** DIRECTIVE **
The records that follow are to be transcribed in full, without their images.

** DATA EXTRACT **
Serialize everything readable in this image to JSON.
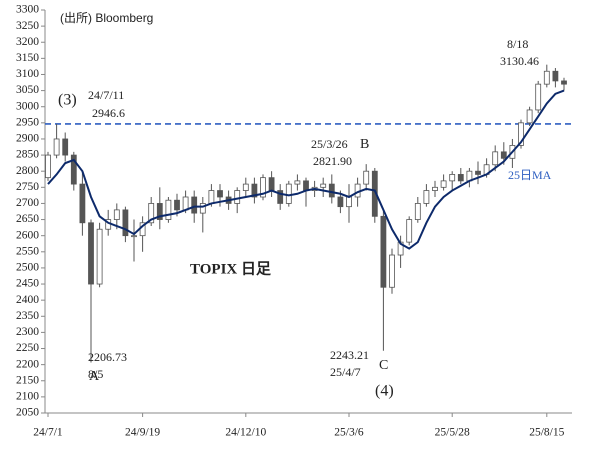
{
  "chart_data": {
    "type": "candlestick",
    "categories": [
      "24/7/1",
      null,
      null,
      null,
      null,
      null,
      null,
      null,
      null,
      null,
      null,
      "24/9/19",
      null,
      null,
      null,
      null,
      null,
      null,
      null,
      null,
      null,
      null,
      null,
      "24/12/10",
      null,
      null,
      null,
      null,
      null,
      null,
      null,
      null,
      null,
      null,
      null,
      "25/3/6",
      null,
      null,
      null,
      null,
      null,
      null,
      null,
      null,
      null,
      null,
      null,
      "25/5/28",
      null,
      null,
      null,
      null,
      null,
      null,
      null,
      null,
      null,
      null,
      "25/8/15",
      null,
      null
    ],
    "open": [
      2780,
      2850,
      2900,
      2850,
      2760,
      2640,
      2450,
      2620,
      2650,
      2680,
      2600,
      2600,
      2640,
      2700,
      2650,
      2710,
      2680,
      2720,
      2670,
      2700,
      2740,
      2720,
      2700,
      2740,
      2760,
      2720,
      2780,
      2740,
      2700,
      2760,
      2770,
      2740,
      2750,
      2760,
      2720,
      2690,
      2720,
      2760,
      2800,
      2660,
      2440,
      2540,
      2580,
      2650,
      2700,
      2740,
      2750,
      2770,
      2790,
      2770,
      2800,
      2790,
      2820,
      2860,
      2840,
      2880,
      2950,
      2990,
      3070,
      3110,
      3080
    ],
    "high": [
      2860,
      2946.6,
      2920,
      2860,
      2800,
      2650,
      2640,
      2680,
      2700,
      2690,
      2650,
      2660,
      2720,
      2750,
      2720,
      2730,
      2740,
      2740,
      2720,
      2760,
      2760,
      2740,
      2750,
      2780,
      2780,
      2790,
      2800,
      2760,
      2770,
      2790,
      2780,
      2770,
      2780,
      2790,
      2740,
      2760,
      2780,
      2821.9,
      2810,
      2680,
      2560,
      2600,
      2660,
      2720,
      2760,
      2770,
      2790,
      2800,
      2810,
      2810,
      2830,
      2840,
      2880,
      2890,
      2900,
      2960,
      3000,
      3080,
      3130.46,
      3120,
      3090
    ],
    "low": [
      2770,
      2840,
      2830,
      2740,
      2600,
      2206.73,
      2440,
      2600,
      2620,
      2580,
      2520,
      2550,
      2630,
      2620,
      2640,
      2660,
      2670,
      2640,
      2610,
      2690,
      2690,
      2680,
      2670,
      2720,
      2700,
      2710,
      2720,
      2680,
      2690,
      2740,
      2690,
      2720,
      2720,
      2700,
      2670,
      2640,
      2690,
      2740,
      2640,
      2243.21,
      2420,
      2500,
      2570,
      2640,
      2690,
      2720,
      2740,
      2740,
      2760,
      2750,
      2760,
      2780,
      2800,
      2820,
      2810,
      2870,
      2940,
      2980,
      3060,
      3060,
      3050
    ],
    "close": [
      2850,
      2900,
      2850,
      2760,
      2640,
      2450,
      2620,
      2650,
      2680,
      2600,
      2600,
      2640,
      2700,
      2650,
      2710,
      2680,
      2720,
      2670,
      2700,
      2740,
      2720,
      2700,
      2740,
      2760,
      2720,
      2780,
      2740,
      2700,
      2760,
      2770,
      2740,
      2750,
      2760,
      2720,
      2690,
      2720,
      2760,
      2800,
      2660,
      2440,
      2540,
      2580,
      2650,
      2700,
      2740,
      2750,
      2770,
      2790,
      2770,
      2800,
      2790,
      2820,
      2860,
      2840,
      2880,
      2950,
      2990,
      3070,
      3110,
      3080,
      3070
    ],
    "candle_color": "#555555",
    "ma": {
      "color": "#0d2a6b",
      "values": [
        2760,
        2790,
        2825,
        2835,
        2800,
        2720,
        2660,
        2640,
        2630,
        2620,
        2605,
        2630,
        2650,
        2660,
        2665,
        2670,
        2680,
        2690,
        2690,
        2700,
        2705,
        2710,
        2715,
        2720,
        2725,
        2730,
        2740,
        2730,
        2725,
        2730,
        2740,
        2745,
        2740,
        2735,
        2730,
        2720,
        2735,
        2745,
        2740,
        2680,
        2620,
        2575,
        2560,
        2580,
        2640,
        2690,
        2720,
        2740,
        2755,
        2770,
        2780,
        2790,
        2810,
        2830,
        2860,
        2890,
        2930,
        2970,
        3010,
        3040,
        3050
      ]
    },
    "hline": {
      "value": 2946.6,
      "color": "#2e5fc1"
    },
    "ylim": [
      2050,
      3300
    ],
    "yticks": [
      2050,
      2100,
      2150,
      2200,
      2250,
      2300,
      2350,
      2400,
      2450,
      2500,
      2550,
      2600,
      2650,
      2700,
      2750,
      2800,
      2850,
      2900,
      2950,
      3000,
      3050,
      3100,
      3150,
      3200,
      3250,
      3300
    ],
    "annotations": [
      "(出所) Bloomberg",
      "(3)",
      "24/7/11",
      "2946.6",
      "25/3/26",
      "2821.90",
      "B",
      "8/18",
      "3130.46",
      "A",
      "2206.73",
      "8/5",
      "2243.21",
      "25/4/7",
      "C",
      "(4)",
      "TOPIX 日足",
      "25日MA"
    ]
  }
}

** ANSWER TO THE EXERCISE **
Serialize everything readable in this image to JSON.
{
  "chart_data": {
    "type": "candlestick",
    "categories": [
      "24/7/1",
      null,
      null,
      null,
      null,
      null,
      null,
      null,
      null,
      null,
      null,
      "24/9/19",
      null,
      null,
      null,
      null,
      null,
      null,
      null,
      null,
      null,
      null,
      null,
      "24/12/10",
      null,
      null,
      null,
      null,
      null,
      null,
      null,
      null,
      null,
      null,
      null,
      "25/3/6",
      null,
      null,
      null,
      null,
      null,
      null,
      null,
      null,
      null,
      null,
      null,
      "25/5/28",
      null,
      null,
      null,
      null,
      null,
      null,
      null,
      null,
      null,
      null,
      "25/8/15",
      null,
      null
    ],
    "open": [
      2780,
      2850,
      2900,
      2850,
      2760,
      2640,
      2450,
      2620,
      2650,
      2680,
      2600,
      2600,
      2640,
      2700,
      2650,
      2710,
      2680,
      2720,
      2670,
      2700,
      2740,
      2720,
      2700,
      2740,
      2760,
      2720,
      2780,
      2740,
      2700,
      2760,
      2770,
      2740,
      2750,
      2760,
      2720,
      2690,
      2720,
      2760,
      2800,
      2660,
      2440,
      2540,
      2580,
      2650,
      2700,
      2740,
      2750,
      2770,
      2790,
      2770,
      2800,
      2790,
      2820,
      2860,
      2840,
      2880,
      2950,
      2990,
      3070,
      3110,
      3080
    ],
    "high": [
      2860,
      2946.6,
      2920,
      2860,
      2800,
      2650,
      2640,
      2680,
      2700,
      2690,
      2650,
      2660,
      2720,
      2750,
      2720,
      2730,
      2740,
      2740,
      2720,
      2760,
      2760,
      2740,
      2750,
      2780,
      2780,
      2790,
      2800,
      2760,
      2770,
      2790,
      2780,
      2770,
      2780,
      2790,
      2740,
      2760,
      2780,
      2821.9,
      2810,
      2680,
      2560,
      2600,
      2660,
      2720,
      2760,
      2770,
      2790,
      2800,
      2810,
      2810,
      2830,
      2840,
      2880,
      2890,
      2900,
      2960,
      3000,
      3080,
      3130.46,
      3120,
      3090
    ],
    "low": [
      2770,
      2840,
      2830,
      2740,
      2600,
      2206.73,
      2440,
      2600,
      2620,
      2580,
      2520,
      2550,
      2630,
      2620,
      2640,
      2660,
      2670,
      2640,
      2610,
      2690,
      2690,
      2680,
      2670,
      2720,
      2700,
      2710,
      2720,
      2680,
      2690,
      2740,
      2690,
      2720,
      2720,
      2700,
      2670,
      2640,
      2690,
      2740,
      2640,
      2243.21,
      2420,
      2500,
      2570,
      2640,
      2690,
      2720,
      2740,
      2740,
      2760,
      2750,
      2760,
      2780,
      2800,
      2820,
      2810,
      2870,
      2940,
      2980,
      3060,
      3060,
      3050
    ],
    "close": [
      2850,
      2900,
      2850,
      2760,
      2640,
      2450,
      2620,
      2650,
      2680,
      2600,
      2600,
      2640,
      2700,
      2650,
      2710,
      2680,
      2720,
      2670,
      2700,
      2740,
      2720,
      2700,
      2740,
      2760,
      2720,
      2780,
      2740,
      2700,
      2760,
      2770,
      2740,
      2750,
      2760,
      2720,
      2690,
      2720,
      2760,
      2800,
      2660,
      2440,
      2540,
      2580,
      2650,
      2700,
      2740,
      2750,
      2770,
      2790,
      2770,
      2800,
      2790,
      2820,
      2860,
      2840,
      2880,
      2950,
      2990,
      3070,
      3110,
      3080,
      3070
    ],
    "candle_color": "#555555",
    "ma": {
      "color": "#0d2a6b",
      "values": [
        2760,
        2790,
        2825,
        2835,
        2800,
        2720,
        2660,
        2640,
        2630,
        2620,
        2605,
        2630,
        2650,
        2660,
        2665,
        2670,
        2680,
        2690,
        2690,
        2700,
        2705,
        2710,
        2715,
        2720,
        2725,
        2730,
        2740,
        2730,
        2725,
        2730,
        2740,
        2745,
        2740,
        2735,
        2730,
        2720,
        2735,
        2745,
        2740,
        2680,
        2620,
        2575,
        2560,
        2580,
        2640,
        2690,
        2720,
        2740,
        2755,
        2770,
        2780,
        2790,
        2810,
        2830,
        2860,
        2890,
        2930,
        2970,
        3010,
        3040,
        3050
      ]
    },
    "hline": {
      "value": 2946.6,
      "color": "#2e5fc1"
    },
    "ylim": [
      2050,
      3300
    ],
    "yticks": [
      2050,
      2100,
      2150,
      2200,
      2250,
      2300,
      2350,
      2400,
      2450,
      2500,
      2550,
      2600,
      2650,
      2700,
      2750,
      2800,
      2850,
      2900,
      2950,
      3000,
      3050,
      3100,
      3150,
      3200,
      3250,
      3300
    ],
    "annotations": [
      "(出所) Bloomberg",
      "(3)",
      "24/7/11",
      "2946.6",
      "25/3/26",
      "2821.90",
      "B",
      "8/18",
      "3130.46",
      "A",
      "2206.73",
      "8/5",
      "2243.21",
      "25/4/7",
      "C",
      "(4)",
      "TOPIX 日足",
      "25日MA"
    ]
  }
}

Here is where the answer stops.